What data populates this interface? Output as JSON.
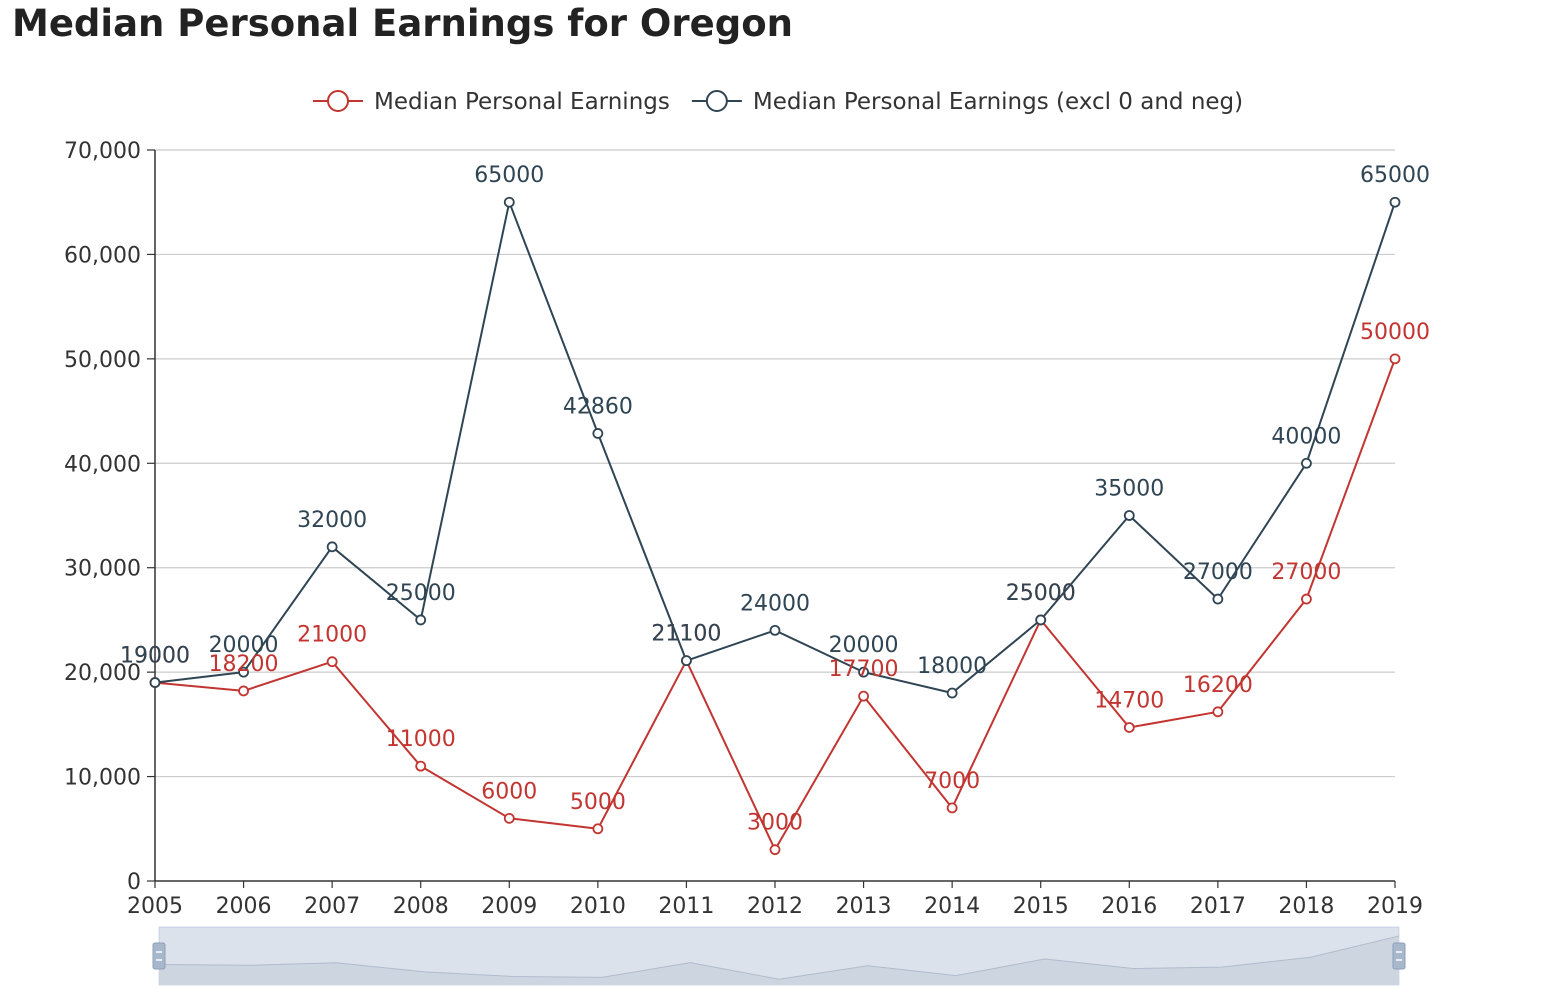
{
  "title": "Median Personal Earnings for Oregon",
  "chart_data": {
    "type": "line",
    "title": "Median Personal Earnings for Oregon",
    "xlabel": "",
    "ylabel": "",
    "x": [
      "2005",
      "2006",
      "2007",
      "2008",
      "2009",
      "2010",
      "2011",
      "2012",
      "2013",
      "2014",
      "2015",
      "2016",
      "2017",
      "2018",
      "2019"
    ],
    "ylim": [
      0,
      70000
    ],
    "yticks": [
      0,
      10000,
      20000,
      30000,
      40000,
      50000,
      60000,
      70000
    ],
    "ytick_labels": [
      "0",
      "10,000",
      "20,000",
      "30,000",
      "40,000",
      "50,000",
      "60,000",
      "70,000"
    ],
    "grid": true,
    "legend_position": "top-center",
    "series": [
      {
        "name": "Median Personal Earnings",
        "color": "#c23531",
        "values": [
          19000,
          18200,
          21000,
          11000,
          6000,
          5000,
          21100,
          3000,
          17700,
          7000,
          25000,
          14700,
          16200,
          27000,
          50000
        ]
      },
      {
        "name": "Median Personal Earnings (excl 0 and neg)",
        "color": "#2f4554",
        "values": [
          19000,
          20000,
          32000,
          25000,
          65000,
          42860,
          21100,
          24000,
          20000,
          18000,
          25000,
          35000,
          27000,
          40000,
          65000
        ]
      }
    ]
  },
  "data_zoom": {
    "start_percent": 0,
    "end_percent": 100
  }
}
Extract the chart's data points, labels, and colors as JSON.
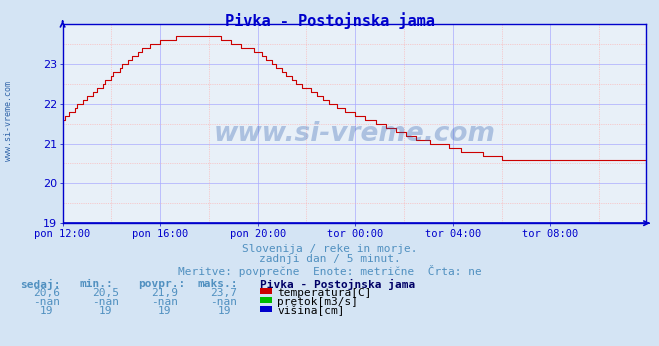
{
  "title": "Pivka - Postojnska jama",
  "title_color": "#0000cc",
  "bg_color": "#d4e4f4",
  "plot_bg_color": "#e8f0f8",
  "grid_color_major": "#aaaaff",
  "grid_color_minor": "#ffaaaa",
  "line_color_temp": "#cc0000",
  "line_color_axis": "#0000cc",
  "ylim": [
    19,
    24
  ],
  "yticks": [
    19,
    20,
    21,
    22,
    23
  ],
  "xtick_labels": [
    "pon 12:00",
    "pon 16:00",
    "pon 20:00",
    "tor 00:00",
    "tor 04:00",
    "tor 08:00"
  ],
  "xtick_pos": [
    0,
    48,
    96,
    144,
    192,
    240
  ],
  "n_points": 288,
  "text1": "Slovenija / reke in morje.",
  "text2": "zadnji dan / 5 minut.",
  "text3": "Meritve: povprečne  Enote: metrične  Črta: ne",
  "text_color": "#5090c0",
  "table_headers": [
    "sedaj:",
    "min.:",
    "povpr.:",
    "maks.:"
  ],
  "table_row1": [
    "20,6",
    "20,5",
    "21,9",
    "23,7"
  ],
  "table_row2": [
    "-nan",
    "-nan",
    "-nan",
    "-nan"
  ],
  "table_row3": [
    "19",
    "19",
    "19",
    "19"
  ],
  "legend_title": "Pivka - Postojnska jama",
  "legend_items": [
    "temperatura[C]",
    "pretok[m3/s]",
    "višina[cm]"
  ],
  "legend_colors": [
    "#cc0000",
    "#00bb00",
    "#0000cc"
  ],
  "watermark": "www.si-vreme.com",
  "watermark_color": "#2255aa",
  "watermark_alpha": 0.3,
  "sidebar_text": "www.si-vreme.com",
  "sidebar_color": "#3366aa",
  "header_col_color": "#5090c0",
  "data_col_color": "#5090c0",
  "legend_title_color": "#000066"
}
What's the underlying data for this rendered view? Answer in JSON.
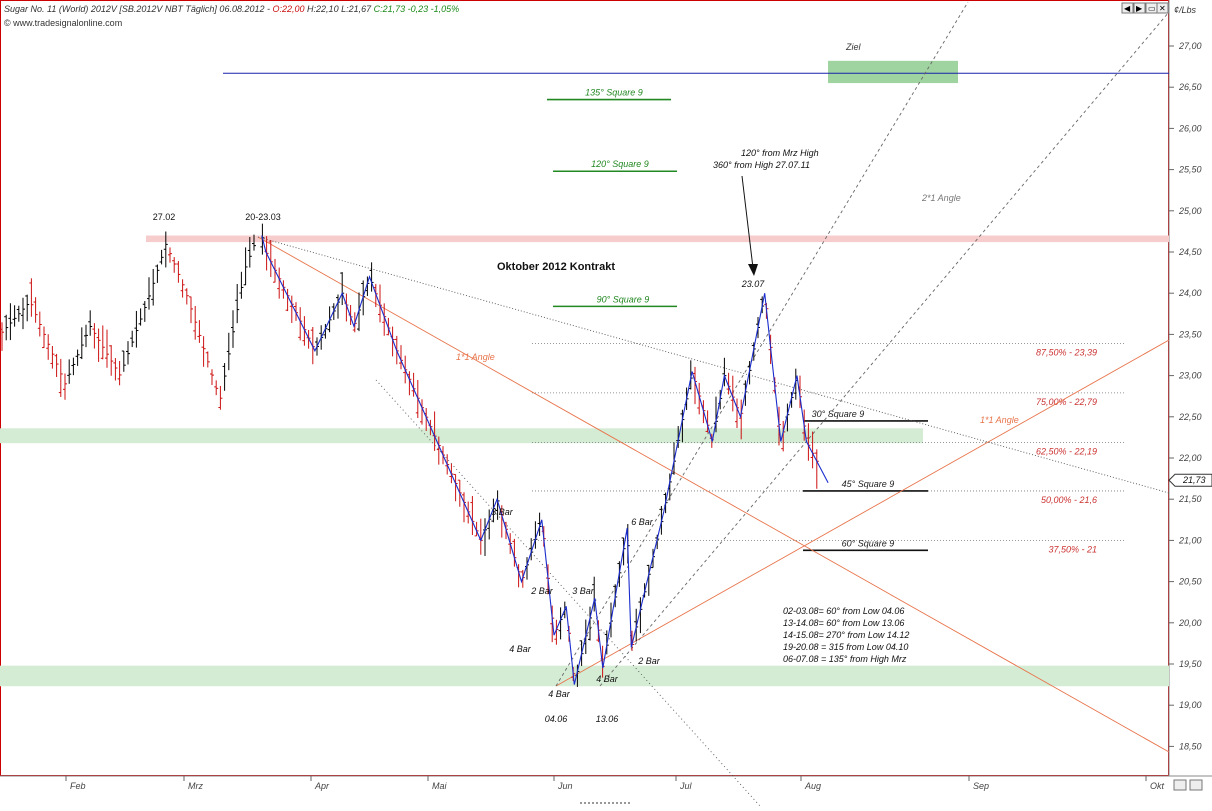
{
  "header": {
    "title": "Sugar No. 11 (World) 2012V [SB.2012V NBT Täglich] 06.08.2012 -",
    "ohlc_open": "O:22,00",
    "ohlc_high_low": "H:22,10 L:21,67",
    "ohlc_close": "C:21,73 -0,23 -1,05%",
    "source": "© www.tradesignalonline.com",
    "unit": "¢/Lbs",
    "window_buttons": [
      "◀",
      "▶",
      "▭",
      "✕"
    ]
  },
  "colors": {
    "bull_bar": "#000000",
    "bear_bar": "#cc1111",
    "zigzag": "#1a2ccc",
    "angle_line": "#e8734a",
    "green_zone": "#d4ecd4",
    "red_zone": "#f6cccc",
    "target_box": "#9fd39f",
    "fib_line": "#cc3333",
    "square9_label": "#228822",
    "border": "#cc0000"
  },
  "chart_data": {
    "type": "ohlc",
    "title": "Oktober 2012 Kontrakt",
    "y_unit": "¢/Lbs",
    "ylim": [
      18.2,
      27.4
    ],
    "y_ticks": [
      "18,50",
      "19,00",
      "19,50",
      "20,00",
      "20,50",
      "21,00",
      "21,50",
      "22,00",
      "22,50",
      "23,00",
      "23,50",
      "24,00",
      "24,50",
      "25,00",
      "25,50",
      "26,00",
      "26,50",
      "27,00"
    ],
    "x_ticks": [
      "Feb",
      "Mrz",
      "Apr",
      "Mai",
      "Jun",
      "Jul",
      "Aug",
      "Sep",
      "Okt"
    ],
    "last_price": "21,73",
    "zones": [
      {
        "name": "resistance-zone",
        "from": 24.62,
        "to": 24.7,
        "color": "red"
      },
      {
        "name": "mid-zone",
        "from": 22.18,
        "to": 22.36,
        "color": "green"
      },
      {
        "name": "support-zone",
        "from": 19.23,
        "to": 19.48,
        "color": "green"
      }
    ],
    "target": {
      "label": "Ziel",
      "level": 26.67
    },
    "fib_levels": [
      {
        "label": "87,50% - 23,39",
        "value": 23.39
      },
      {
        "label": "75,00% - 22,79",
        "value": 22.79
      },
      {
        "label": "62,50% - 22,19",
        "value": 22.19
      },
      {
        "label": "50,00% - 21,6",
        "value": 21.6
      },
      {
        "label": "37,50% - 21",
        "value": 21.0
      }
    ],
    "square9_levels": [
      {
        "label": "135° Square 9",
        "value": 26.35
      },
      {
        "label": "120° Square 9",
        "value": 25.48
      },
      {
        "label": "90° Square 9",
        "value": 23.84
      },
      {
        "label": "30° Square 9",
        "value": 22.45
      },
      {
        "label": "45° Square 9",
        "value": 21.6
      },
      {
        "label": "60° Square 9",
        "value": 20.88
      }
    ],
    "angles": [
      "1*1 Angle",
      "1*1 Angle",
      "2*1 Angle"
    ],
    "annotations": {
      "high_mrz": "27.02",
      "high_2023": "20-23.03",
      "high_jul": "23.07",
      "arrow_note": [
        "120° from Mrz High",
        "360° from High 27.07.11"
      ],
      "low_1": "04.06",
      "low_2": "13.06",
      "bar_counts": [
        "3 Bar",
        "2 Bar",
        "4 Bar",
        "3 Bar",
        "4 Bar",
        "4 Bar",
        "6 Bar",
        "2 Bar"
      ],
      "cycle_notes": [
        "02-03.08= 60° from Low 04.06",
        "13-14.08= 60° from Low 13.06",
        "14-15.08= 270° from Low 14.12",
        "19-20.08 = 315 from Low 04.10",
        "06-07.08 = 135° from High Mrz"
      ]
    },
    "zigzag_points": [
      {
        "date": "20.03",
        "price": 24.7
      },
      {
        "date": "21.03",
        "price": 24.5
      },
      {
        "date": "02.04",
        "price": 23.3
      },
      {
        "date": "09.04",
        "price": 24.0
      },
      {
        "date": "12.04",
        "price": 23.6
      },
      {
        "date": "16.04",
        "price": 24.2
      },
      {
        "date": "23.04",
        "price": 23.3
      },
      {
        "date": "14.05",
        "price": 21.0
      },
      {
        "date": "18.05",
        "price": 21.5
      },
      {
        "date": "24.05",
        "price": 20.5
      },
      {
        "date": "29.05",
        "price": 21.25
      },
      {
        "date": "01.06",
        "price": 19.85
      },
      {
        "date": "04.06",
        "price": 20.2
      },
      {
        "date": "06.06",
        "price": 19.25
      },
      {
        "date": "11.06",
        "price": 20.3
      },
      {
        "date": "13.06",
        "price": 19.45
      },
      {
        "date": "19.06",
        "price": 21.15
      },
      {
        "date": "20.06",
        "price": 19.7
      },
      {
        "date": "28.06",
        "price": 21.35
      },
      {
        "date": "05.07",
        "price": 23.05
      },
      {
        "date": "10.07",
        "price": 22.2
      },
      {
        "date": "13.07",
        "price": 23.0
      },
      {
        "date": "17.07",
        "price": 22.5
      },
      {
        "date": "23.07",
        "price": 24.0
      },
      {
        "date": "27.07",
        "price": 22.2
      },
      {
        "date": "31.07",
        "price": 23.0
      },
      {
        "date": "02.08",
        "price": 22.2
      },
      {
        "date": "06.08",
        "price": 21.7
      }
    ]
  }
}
· · · · ·
Task description
Show all lines in the entries above where the word "Earnings" appears.

The reply
  "title": "Median Personal Earnings for Oregon",
    "title": "Median Personal Earnings for Oregon",
        "name": "Median Personal Earnings",
        "name": "Median Personal Earnings (excl 0 and neg)",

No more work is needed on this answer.